(Part of a data file)
───
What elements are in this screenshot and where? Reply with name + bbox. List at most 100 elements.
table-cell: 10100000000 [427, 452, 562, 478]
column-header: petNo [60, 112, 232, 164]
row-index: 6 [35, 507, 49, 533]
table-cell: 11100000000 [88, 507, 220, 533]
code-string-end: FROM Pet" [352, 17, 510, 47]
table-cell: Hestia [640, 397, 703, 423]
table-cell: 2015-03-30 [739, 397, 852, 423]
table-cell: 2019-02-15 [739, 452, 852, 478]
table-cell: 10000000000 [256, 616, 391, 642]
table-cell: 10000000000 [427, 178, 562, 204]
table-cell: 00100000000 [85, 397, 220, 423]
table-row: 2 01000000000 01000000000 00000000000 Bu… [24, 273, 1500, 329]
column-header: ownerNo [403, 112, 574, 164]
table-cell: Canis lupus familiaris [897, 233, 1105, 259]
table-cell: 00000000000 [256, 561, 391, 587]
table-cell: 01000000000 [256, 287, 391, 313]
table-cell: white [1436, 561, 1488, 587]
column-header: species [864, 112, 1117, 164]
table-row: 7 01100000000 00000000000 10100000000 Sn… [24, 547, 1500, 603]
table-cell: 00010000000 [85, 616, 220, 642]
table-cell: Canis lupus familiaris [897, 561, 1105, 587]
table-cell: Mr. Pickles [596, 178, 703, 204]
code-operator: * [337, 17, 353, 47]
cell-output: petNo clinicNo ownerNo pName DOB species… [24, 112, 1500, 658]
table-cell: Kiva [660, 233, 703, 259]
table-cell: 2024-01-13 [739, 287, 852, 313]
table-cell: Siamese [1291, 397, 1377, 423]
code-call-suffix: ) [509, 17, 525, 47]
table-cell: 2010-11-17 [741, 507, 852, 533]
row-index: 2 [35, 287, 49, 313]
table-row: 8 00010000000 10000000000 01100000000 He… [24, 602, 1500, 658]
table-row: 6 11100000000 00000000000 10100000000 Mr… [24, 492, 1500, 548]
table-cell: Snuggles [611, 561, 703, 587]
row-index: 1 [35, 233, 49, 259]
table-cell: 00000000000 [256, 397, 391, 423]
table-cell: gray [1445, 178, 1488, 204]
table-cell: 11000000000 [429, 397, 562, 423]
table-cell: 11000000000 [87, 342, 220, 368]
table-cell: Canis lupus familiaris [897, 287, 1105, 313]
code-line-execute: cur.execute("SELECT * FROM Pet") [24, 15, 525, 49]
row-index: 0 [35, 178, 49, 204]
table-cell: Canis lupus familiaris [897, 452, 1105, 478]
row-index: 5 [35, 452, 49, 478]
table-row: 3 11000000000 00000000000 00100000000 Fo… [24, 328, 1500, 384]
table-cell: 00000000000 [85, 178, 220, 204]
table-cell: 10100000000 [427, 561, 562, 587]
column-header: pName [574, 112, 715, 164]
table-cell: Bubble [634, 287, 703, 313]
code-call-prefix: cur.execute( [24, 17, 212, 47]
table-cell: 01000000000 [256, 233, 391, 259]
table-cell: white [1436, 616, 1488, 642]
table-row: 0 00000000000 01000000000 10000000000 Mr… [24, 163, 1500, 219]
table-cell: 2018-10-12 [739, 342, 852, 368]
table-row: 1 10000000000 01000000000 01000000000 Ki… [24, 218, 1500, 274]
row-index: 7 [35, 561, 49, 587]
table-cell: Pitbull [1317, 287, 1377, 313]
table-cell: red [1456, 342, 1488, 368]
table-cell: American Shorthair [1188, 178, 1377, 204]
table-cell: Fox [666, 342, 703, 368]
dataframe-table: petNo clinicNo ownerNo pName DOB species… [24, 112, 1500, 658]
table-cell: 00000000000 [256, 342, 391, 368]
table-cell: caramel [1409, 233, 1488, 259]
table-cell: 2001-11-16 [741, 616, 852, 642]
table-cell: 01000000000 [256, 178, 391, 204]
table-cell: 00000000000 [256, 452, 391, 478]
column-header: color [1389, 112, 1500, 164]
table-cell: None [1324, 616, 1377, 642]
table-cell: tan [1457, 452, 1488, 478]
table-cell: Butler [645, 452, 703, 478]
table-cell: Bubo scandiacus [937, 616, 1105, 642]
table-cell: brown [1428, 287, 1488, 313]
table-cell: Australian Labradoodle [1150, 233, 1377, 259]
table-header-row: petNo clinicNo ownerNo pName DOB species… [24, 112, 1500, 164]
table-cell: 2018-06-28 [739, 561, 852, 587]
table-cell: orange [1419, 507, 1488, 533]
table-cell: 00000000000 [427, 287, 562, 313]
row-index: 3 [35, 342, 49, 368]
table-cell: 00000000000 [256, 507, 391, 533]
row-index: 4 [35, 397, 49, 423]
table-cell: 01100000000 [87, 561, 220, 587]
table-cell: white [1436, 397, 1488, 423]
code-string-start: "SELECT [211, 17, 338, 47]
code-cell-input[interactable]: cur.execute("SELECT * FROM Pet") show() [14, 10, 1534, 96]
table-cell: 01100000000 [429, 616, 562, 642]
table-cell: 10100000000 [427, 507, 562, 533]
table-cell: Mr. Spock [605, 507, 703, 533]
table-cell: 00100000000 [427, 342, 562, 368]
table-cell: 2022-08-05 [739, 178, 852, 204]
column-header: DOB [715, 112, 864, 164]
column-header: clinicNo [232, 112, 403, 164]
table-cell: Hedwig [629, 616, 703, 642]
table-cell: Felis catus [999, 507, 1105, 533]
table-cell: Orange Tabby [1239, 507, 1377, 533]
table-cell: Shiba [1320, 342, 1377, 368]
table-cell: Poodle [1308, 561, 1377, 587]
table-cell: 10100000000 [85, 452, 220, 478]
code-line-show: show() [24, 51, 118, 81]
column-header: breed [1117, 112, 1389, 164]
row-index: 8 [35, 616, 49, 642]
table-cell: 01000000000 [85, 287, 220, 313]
───
**Work to complete**.
Can you write out the records above again, substituting "Canis familiaris" for every "Canis lupus familiaris" and changing nothing else?

**Answer to the problem**.
What elements are in this screenshot and where? Reply with name + bbox. List at most 100 elements.
table-cell: 10100000000 [427, 452, 562, 478]
column-header: petNo [60, 112, 232, 164]
row-index: 6 [35, 507, 49, 533]
table-cell: 11100000000 [88, 507, 220, 533]
code-string-end: FROM Pet" [352, 17, 510, 47]
table-cell: Hestia [640, 397, 703, 423]
table-cell: 2015-03-30 [739, 397, 852, 423]
table-cell: 2019-02-15 [739, 452, 852, 478]
table-cell: 10000000000 [256, 616, 391, 642]
table-cell: 10000000000 [427, 178, 562, 204]
table-cell: 00100000000 [85, 397, 220, 423]
table-row: 2 01000000000 01000000000 00000000000 Bu… [24, 273, 1500, 329]
column-header: ownerNo [403, 112, 574, 164]
table-cell: Canis familiaris [897, 233, 1105, 259]
table-cell: 00000000000 [256, 561, 391, 587]
table-cell: 01000000000 [256, 287, 391, 313]
table-cell: white [1436, 561, 1488, 587]
column-header: species [864, 112, 1117, 164]
table-row: 7 01100000000 00000000000 10100000000 Sn… [24, 547, 1500, 603]
table-cell: 00010000000 [85, 616, 220, 642]
table-cell: Canis familiaris [897, 561, 1105, 587]
table-cell: Mr. Pickles [596, 178, 703, 204]
code-operator: * [337, 17, 353, 47]
cell-output: petNo clinicNo ownerNo pName DOB species… [24, 112, 1500, 658]
table-cell: Kiva [660, 233, 703, 259]
table-cell: 2024-01-13 [739, 287, 852, 313]
table-cell: Siamese [1291, 397, 1377, 423]
code-call-suffix: ) [509, 17, 525, 47]
table-cell: 2010-11-17 [741, 507, 852, 533]
row-index: 2 [35, 287, 49, 313]
table-row: 8 00010000000 10000000000 01100000000 He… [24, 602, 1500, 658]
table-row: 6 11100000000 00000000000 10100000000 Mr… [24, 492, 1500, 548]
table-cell: Snuggles [611, 561, 703, 587]
row-index: 1 [35, 233, 49, 259]
table-cell: 00000000000 [256, 397, 391, 423]
table-cell: gray [1445, 178, 1488, 204]
table-cell: 11000000000 [429, 397, 562, 423]
table-cell: 11000000000 [87, 342, 220, 368]
table-cell: Canis familiaris [897, 287, 1105, 313]
code-line-execute: cur.execute("SELECT * FROM Pet") [24, 15, 525, 49]
row-index: 0 [35, 178, 49, 204]
table-cell: Canis familiaris [897, 452, 1105, 478]
row-index: 5 [35, 452, 49, 478]
table-row: 3 11000000000 00000000000 00100000000 Fo… [24, 328, 1500, 384]
table-cell: 00000000000 [85, 178, 220, 204]
table-cell: 10100000000 [427, 561, 562, 587]
column-header: pName [574, 112, 715, 164]
table-cell: Bubble [634, 287, 703, 313]
code-call-prefix: cur.execute( [24, 17, 212, 47]
table-cell: 01000000000 [256, 233, 391, 259]
table-cell: white [1436, 616, 1488, 642]
table-row: 0 00000000000 01000000000 10000000000 Mr… [24, 163, 1500, 219]
table-cell: 2018-10-12 [739, 342, 852, 368]
table-row: 1 10000000000 01000000000 01000000000 Ki… [24, 218, 1500, 274]
row-index: 7 [35, 561, 49, 587]
table-cell: Pitbull [1317, 287, 1377, 313]
table-cell: red [1456, 342, 1488, 368]
table-cell: American Shorthair [1188, 178, 1377, 204]
table-cell: Fox [666, 342, 703, 368]
dataframe-table: petNo clinicNo ownerNo pName DOB species… [24, 112, 1500, 658]
table-cell: 00000000000 [256, 342, 391, 368]
table-cell: caramel [1409, 233, 1488, 259]
table-cell: 2001-11-16 [741, 616, 852, 642]
table-cell: 01000000000 [256, 178, 391, 204]
table-cell: 00000000000 [256, 452, 391, 478]
column-header: color [1389, 112, 1500, 164]
table-cell: None [1324, 616, 1377, 642]
table-cell: tan [1457, 452, 1488, 478]
table-cell: Butler [645, 452, 703, 478]
table-cell: Bubo scandiacus [937, 616, 1105, 642]
table-cell: brown [1428, 287, 1488, 313]
table-cell: Australian Labradoodle [1150, 233, 1377, 259]
table-header-row: petNo clinicNo ownerNo pName DOB species… [24, 112, 1500, 164]
table-cell: 2018-06-28 [739, 561, 852, 587]
table-cell: orange [1419, 507, 1488, 533]
table-cell: 00000000000 [427, 287, 562, 313]
row-index: 3 [35, 342, 49, 368]
table-cell: 00000000000 [256, 507, 391, 533]
row-index: 4 [35, 397, 49, 423]
table-cell: 01100000000 [87, 561, 220, 587]
table-cell: white [1436, 397, 1488, 423]
code-string-start: "SELECT [211, 17, 338, 47]
code-cell-input[interactable]: cur.execute("SELECT * FROM Pet") show() [14, 10, 1534, 96]
table-cell: 01100000000 [429, 616, 562, 642]
table-cell: 10100000000 [427, 507, 562, 533]
table-cell: Mr. Spock [605, 507, 703, 533]
table-cell: 00100000000 [427, 342, 562, 368]
table-cell: 2022-08-05 [739, 178, 852, 204]
column-header: DOB [715, 112, 864, 164]
column-header: clinicNo [232, 112, 403, 164]
table-cell: Hedwig [629, 616, 703, 642]
table-cell: Felis catus [999, 507, 1105, 533]
table-cell: Orange Tabby [1239, 507, 1377, 533]
table-cell: Shiba [1320, 342, 1377, 368]
table-cell: Poodle [1308, 561, 1377, 587]
table-cell: 10100000000 [85, 452, 220, 478]
code-line-show: show() [24, 51, 118, 81]
column-header: breed [1117, 112, 1389, 164]
row-index: 8 [35, 616, 49, 642]
table-cell: 01000000000 [85, 287, 220, 313]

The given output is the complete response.